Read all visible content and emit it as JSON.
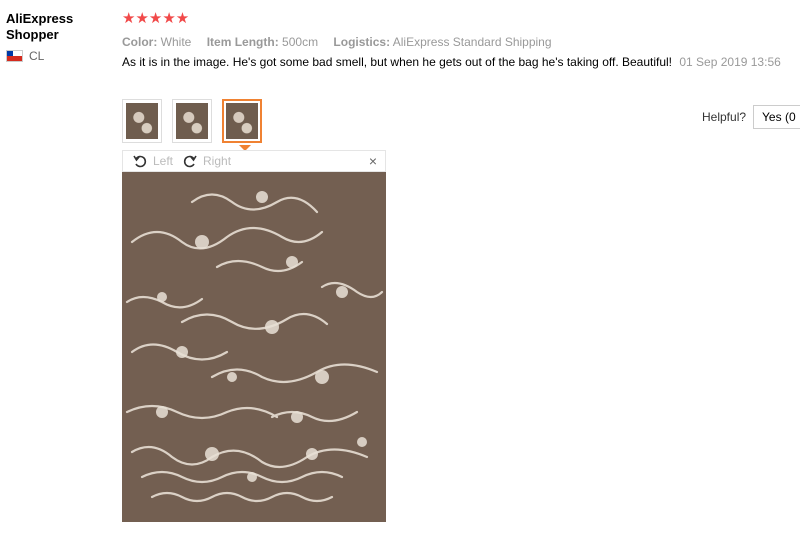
{
  "reviewer": {
    "name": "AliExpress Shopper",
    "country": "CL"
  },
  "review": {
    "stars": "★★★★★",
    "rating": 5,
    "props": [
      {
        "label": "Color:",
        "value": "White"
      },
      {
        "label": "Item Length:",
        "value": "500cm"
      },
      {
        "label": "Logistics:",
        "value": "AliExpress Standard Shipping"
      }
    ],
    "text": "As it is in the image. He's got some bad smell, but when he gets out of the bag he's taking off. Beautiful!",
    "date": "01 Sep 2019 13:56"
  },
  "helpful": {
    "label": "Helpful?",
    "yes": "Yes (0"
  },
  "viewer": {
    "left": "Left",
    "right": "Right",
    "close": "×"
  },
  "icons": [
    "flag-icon",
    "rotate-left-icon",
    "rotate-right-icon",
    "close-icon"
  ],
  "colors": {
    "star": "#f14949",
    "active_thumb": "#f08232"
  }
}
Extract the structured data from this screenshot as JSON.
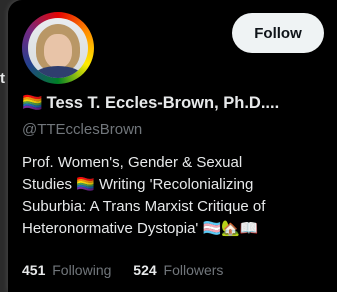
{
  "left_fragment": "t",
  "profile": {
    "name_emoji": "🏳️‍🌈",
    "display_name": "Tess T. Eccles-Brown, Ph.D....",
    "handle": "@TTEcclesBrown",
    "avatar_icon": "user-avatar-photo"
  },
  "actions": {
    "follow_label": "Follow"
  },
  "bio": {
    "line1": "Prof. Women's, Gender & Sexual",
    "line2": "Studies 🏳️‍🌈 Writing 'Recolonializing",
    "line3": "Suburbia: A Trans Marxist Critique of",
    "line4": "Heteronormative Dystopia' 🏳️‍⚧️🏡📖"
  },
  "stats": {
    "following_count": "451",
    "following_label": "Following",
    "followers_count": "524",
    "followers_label": "Followers"
  },
  "colors": {
    "background": "#000000",
    "text_primary": "#e7e9ea",
    "text_secondary": "#71767b",
    "follow_button_bg": "#eff3f4"
  }
}
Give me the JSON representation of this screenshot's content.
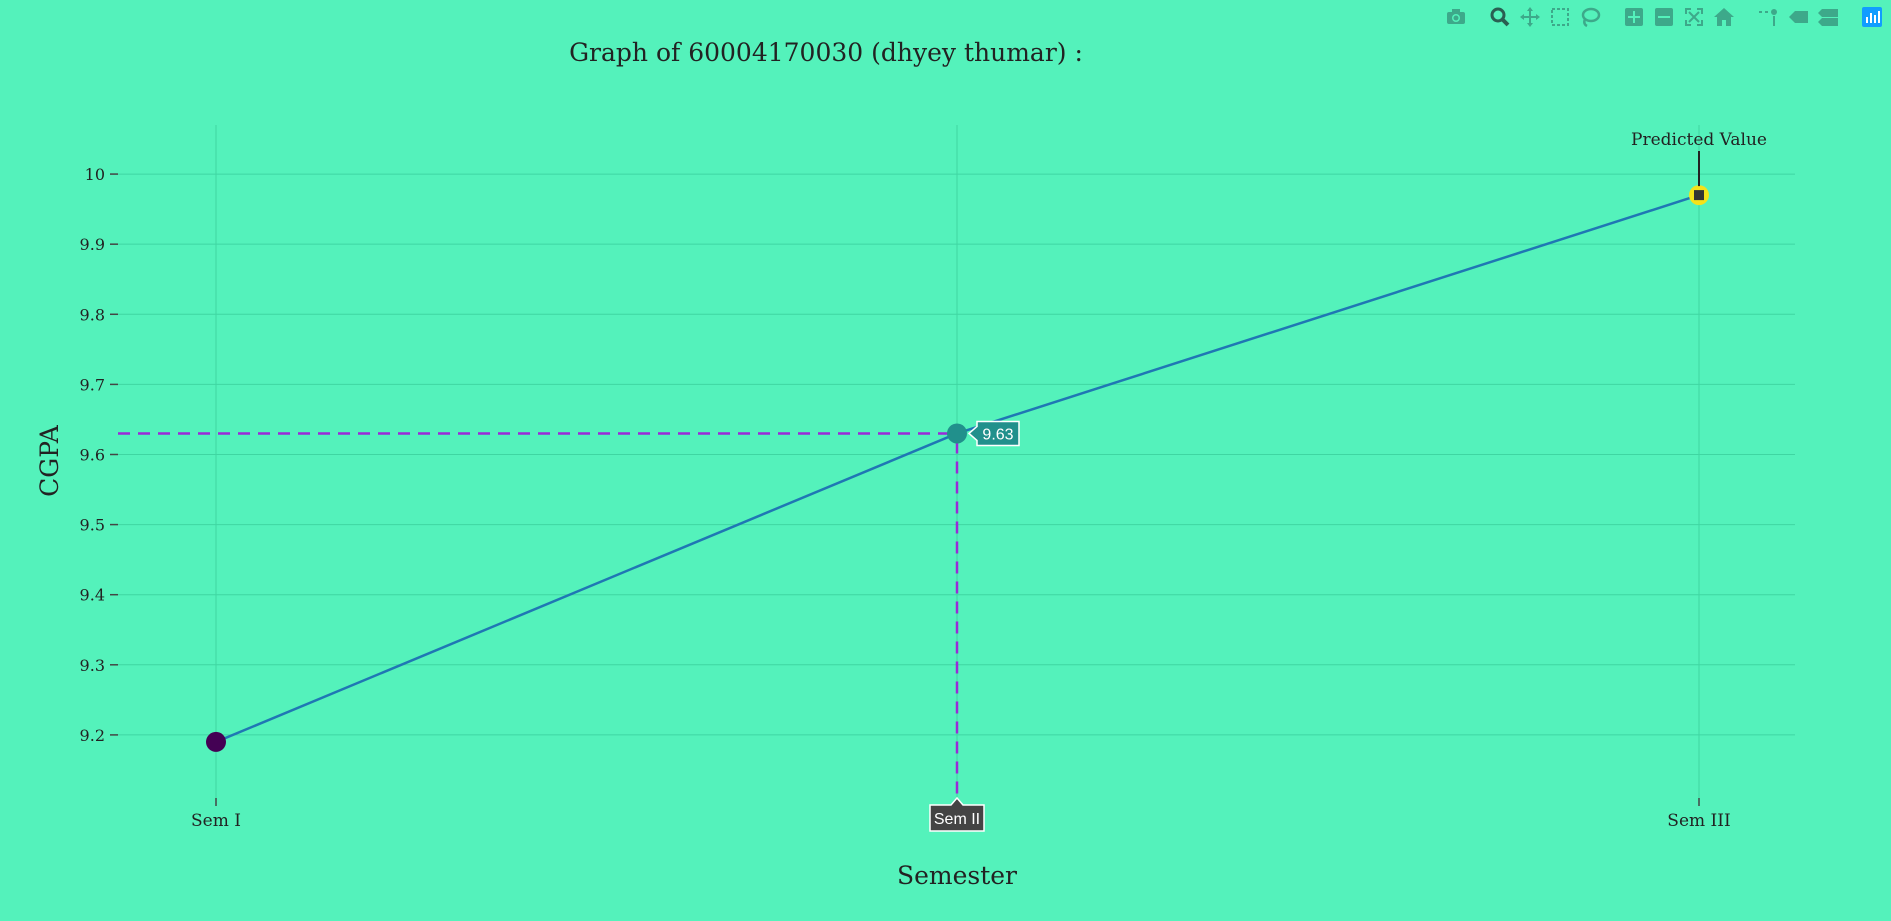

### OBJECTIVE
Can you restate all the records above word for word while dropping the pictures?

### TASK RESULT
Read all visible content and emit it as JSON.
{
  "reviewer": {
    "name": "AliExpress Shopper",
    "country": "CL"
  },
  "review": {
    "stars": "★★★★★",
    "rating": 5,
    "props": [
      {
        "label": "Color:",
        "value": "White"
      },
      {
        "label": "Item Length:",
        "value": "500cm"
      },
      {
        "label": "Logistics:",
        "value": "AliExpress Standard Shipping"
      }
    ],
    "text": "As it is in the image. He's got some bad smell, but when he gets out of the bag he's taking off. Beautiful!",
    "date": "01 Sep 2019 13:56"
  },
  "helpful": {
    "label": "Helpful?",
    "yes": "Yes (0"
  },
  "viewer": {
    "left": "Left",
    "right": "Right",
    "close": "×"
  },
  "icons": [
    "flag-icon",
    "rotate-left-icon",
    "rotate-right-icon",
    "close-icon"
  ],
  "colors": {
    "star": "#f14949",
    "active_thumb": "#f08232"
  }
}
Extract the structured data from this screenshot as JSON.
{
  "left_fragment": "t",
  "profile": {
    "name_emoji": "🏳️‍🌈",
    "display_name": "Tess T. Eccles-Brown, Ph.D....",
    "handle": "@TTEcclesBrown",
    "avatar_icon": "user-avatar-photo"
  },
  "actions": {
    "follow_label": "Follow"
  },
  "bio": {
    "line1": "Prof. Women's, Gender & Sexual",
    "line2": "Studies 🏳️‍🌈 Writing 'Recolonializing",
    "line3": "Suburbia: A Trans Marxist Critique of",
    "line4": "Heteronormative Dystopia' 🏳️‍⚧️🏡📖"
  },
  "stats": {
    "following_count": "451",
    "following_label": "Following",
    "followers_count": "524",
    "followers_label": "Followers"
  },
  "colors": {
    "background": "#000000",
    "text_primary": "#e7e9ea",
    "text_secondary": "#71767b",
    "follow_button_bg": "#eff3f4"
  }
}
Give me the JSON representation of this screenshot's content.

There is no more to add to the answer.